[Spatial layout data]
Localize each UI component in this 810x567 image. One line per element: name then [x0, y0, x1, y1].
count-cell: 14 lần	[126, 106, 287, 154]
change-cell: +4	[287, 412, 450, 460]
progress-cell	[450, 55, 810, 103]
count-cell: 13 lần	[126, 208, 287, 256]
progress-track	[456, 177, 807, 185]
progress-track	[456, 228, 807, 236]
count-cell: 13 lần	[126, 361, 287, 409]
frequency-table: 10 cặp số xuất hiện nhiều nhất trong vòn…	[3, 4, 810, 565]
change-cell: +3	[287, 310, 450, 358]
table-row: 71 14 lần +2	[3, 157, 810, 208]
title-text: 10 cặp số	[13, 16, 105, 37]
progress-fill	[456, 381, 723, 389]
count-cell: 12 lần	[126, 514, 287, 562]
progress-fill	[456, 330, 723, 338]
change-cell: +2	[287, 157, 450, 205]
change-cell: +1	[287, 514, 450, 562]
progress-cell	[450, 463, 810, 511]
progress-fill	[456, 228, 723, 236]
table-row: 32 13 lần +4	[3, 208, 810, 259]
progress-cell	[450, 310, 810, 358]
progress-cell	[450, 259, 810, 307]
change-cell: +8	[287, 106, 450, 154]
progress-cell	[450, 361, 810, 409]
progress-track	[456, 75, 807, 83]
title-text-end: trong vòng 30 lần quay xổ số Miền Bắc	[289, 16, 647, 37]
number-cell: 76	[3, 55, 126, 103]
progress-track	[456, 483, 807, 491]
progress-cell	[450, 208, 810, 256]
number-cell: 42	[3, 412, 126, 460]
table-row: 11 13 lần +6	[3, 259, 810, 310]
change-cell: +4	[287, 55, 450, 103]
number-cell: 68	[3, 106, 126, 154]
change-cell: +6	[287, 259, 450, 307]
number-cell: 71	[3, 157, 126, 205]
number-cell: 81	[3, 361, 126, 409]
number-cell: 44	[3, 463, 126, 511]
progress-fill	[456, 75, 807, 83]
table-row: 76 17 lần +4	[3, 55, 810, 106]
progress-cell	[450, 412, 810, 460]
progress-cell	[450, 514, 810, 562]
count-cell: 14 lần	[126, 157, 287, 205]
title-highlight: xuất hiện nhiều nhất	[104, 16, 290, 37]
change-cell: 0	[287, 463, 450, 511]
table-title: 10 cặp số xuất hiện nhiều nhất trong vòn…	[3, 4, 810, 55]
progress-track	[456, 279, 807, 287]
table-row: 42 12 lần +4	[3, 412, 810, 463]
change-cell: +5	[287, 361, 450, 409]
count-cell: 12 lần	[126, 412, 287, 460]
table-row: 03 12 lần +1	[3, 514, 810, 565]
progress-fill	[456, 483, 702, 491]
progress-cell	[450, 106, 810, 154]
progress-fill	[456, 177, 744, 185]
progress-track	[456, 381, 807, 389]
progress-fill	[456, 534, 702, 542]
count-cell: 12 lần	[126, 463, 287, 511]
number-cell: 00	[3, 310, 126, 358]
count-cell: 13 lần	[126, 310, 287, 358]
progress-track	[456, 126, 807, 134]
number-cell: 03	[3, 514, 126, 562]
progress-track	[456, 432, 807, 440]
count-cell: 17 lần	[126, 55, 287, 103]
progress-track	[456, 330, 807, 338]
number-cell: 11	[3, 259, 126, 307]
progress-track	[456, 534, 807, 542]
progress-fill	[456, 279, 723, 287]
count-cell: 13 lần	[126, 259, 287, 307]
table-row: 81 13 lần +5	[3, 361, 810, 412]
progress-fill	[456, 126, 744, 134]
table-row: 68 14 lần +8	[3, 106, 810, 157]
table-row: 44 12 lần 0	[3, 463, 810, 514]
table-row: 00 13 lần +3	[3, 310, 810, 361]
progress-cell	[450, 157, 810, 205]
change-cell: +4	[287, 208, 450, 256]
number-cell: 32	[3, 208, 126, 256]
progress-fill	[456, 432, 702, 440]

Written task:
Reproduce every one of the rows above word for word, keeping each line and its order unchanged.

Result:
Localize each UI component in this 810x567 image. One line per element: name then [x0, y0, x1, y1].
count-cell: 14 lần	[126, 106, 287, 154]
change-cell: +4	[287, 412, 450, 460]
progress-cell	[450, 55, 810, 103]
count-cell: 13 lần	[126, 208, 287, 256]
progress-track	[456, 177, 807, 185]
progress-track	[456, 228, 807, 236]
count-cell: 13 lần	[126, 361, 287, 409]
frequency-table: 10 cặp số xuất hiện nhiều nhất trong vòn…	[3, 4, 810, 565]
change-cell: +3	[287, 310, 450, 358]
table-row: 71 14 lần +2	[3, 157, 810, 208]
title-text: 10 cặp số	[13, 16, 105, 37]
progress-fill	[456, 381, 723, 389]
count-cell: 12 lần	[126, 514, 287, 562]
progress-fill	[456, 330, 723, 338]
change-cell: +2	[287, 157, 450, 205]
change-cell: +1	[287, 514, 450, 562]
progress-cell	[450, 463, 810, 511]
progress-fill	[456, 228, 723, 236]
table-row: 32 13 lần +4	[3, 208, 810, 259]
progress-cell	[450, 310, 810, 358]
progress-cell	[450, 259, 810, 307]
change-cell: +8	[287, 106, 450, 154]
progress-cell	[450, 361, 810, 409]
progress-track	[456, 75, 807, 83]
title-text-end: trong vòng 30 lần quay xổ số Miền Bắc	[289, 16, 647, 37]
number-cell: 76	[3, 55, 126, 103]
progress-track	[456, 483, 807, 491]
progress-cell	[450, 208, 810, 256]
number-cell: 42	[3, 412, 126, 460]
table-row: 11 13 lần +6	[3, 259, 810, 310]
change-cell: +4	[287, 55, 450, 103]
number-cell: 68	[3, 106, 126, 154]
change-cell: +6	[287, 259, 450, 307]
number-cell: 71	[3, 157, 126, 205]
number-cell: 81	[3, 361, 126, 409]
number-cell: 44	[3, 463, 126, 511]
progress-fill	[456, 75, 807, 83]
table-row: 76 17 lần +4	[3, 55, 810, 106]
progress-cell	[450, 412, 810, 460]
progress-cell	[450, 514, 810, 562]
count-cell: 14 lần	[126, 157, 287, 205]
title-highlight: xuất hiện nhiều nhất	[104, 16, 290, 37]
change-cell: 0	[287, 463, 450, 511]
table-title: 10 cặp số xuất hiện nhiều nhất trong vòn…	[3, 4, 810, 55]
progress-track	[456, 279, 807, 287]
table-row: 42 12 lần +4	[3, 412, 810, 463]
change-cell: +5	[287, 361, 450, 409]
count-cell: 12 lần	[126, 412, 287, 460]
table-row: 03 12 lần +1	[3, 514, 810, 565]
progress-fill	[456, 483, 702, 491]
progress-cell	[450, 106, 810, 154]
progress-fill	[456, 177, 744, 185]
progress-track	[456, 381, 807, 389]
progress-fill	[456, 534, 702, 542]
count-cell: 12 lần	[126, 463, 287, 511]
number-cell: 00	[3, 310, 126, 358]
count-cell: 13 lần	[126, 310, 287, 358]
progress-track	[456, 126, 807, 134]
number-cell: 03	[3, 514, 126, 562]
progress-track	[456, 432, 807, 440]
count-cell: 17 lần	[126, 55, 287, 103]
progress-track	[456, 330, 807, 338]
number-cell: 11	[3, 259, 126, 307]
progress-track	[456, 534, 807, 542]
progress-fill	[456, 279, 723, 287]
count-cell: 13 lần	[126, 259, 287, 307]
table-row: 81 13 lần +5	[3, 361, 810, 412]
progress-fill	[456, 126, 744, 134]
table-row: 68 14 lần +8	[3, 106, 810, 157]
table-row: 44 12 lần 0	[3, 463, 810, 514]
table-row: 00 13 lần +3	[3, 310, 810, 361]
progress-cell	[450, 157, 810, 205]
change-cell: +4	[287, 208, 450, 256]
number-cell: 32	[3, 208, 126, 256]
progress-fill	[456, 432, 702, 440]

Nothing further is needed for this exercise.